# Data to use

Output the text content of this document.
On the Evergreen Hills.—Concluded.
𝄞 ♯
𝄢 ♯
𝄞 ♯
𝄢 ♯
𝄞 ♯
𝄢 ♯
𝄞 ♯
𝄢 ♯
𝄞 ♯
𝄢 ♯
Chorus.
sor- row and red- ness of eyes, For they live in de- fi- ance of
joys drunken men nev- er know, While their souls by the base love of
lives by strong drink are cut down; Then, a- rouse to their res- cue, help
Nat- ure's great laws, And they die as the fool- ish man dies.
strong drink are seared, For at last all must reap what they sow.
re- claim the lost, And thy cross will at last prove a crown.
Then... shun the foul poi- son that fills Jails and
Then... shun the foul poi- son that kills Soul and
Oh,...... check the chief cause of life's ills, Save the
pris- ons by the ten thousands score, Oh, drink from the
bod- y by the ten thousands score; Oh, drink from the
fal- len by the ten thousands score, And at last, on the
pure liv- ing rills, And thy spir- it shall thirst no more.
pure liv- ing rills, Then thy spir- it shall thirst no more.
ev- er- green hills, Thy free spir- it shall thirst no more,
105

# Task to complete
Write the data out again in full and exactly.

# Task solution
Output the text content of this document.
On the Evergreen Hills.—Concluded.
𝄞 ♯
𝄢 ♯
𝄞 ♯
𝄢 ♯
𝄞 ♯
𝄢 ♯
𝄞 ♯
𝄢 ♯
𝄞 ♯
𝄢 ♯
Chorus.
sor- row and red- ness of eyes, For they live in de- fi- ance of
joys drunken men nev- er know, While their souls by the base love of
lives by strong drink are cut down; Then, a- rouse to their res- cue, help
Nat- ure's great laws, And they die as the fool- ish man dies.
strong drink are seared, For at last all must reap what they sow.
re- claim the lost, And thy cross will at last prove a crown.
Then... shun the foul poi- son that fills Jails and
Then... shun the foul poi- son that kills Soul and
Oh,...... check the chief cause of life's ills, Save the
pris- ons by the ten thousands score, Oh, drink from the
bod- y by the ten thousands score; Oh, drink from the
fal- len by the ten thousands score, And at last, on the
pure liv- ing rills, And thy spir- it shall thirst no more.
pure liv- ing rills, Then thy spir- it shall thirst no more.
ev- er- green hills, Thy free spir- it shall thirst no more,
105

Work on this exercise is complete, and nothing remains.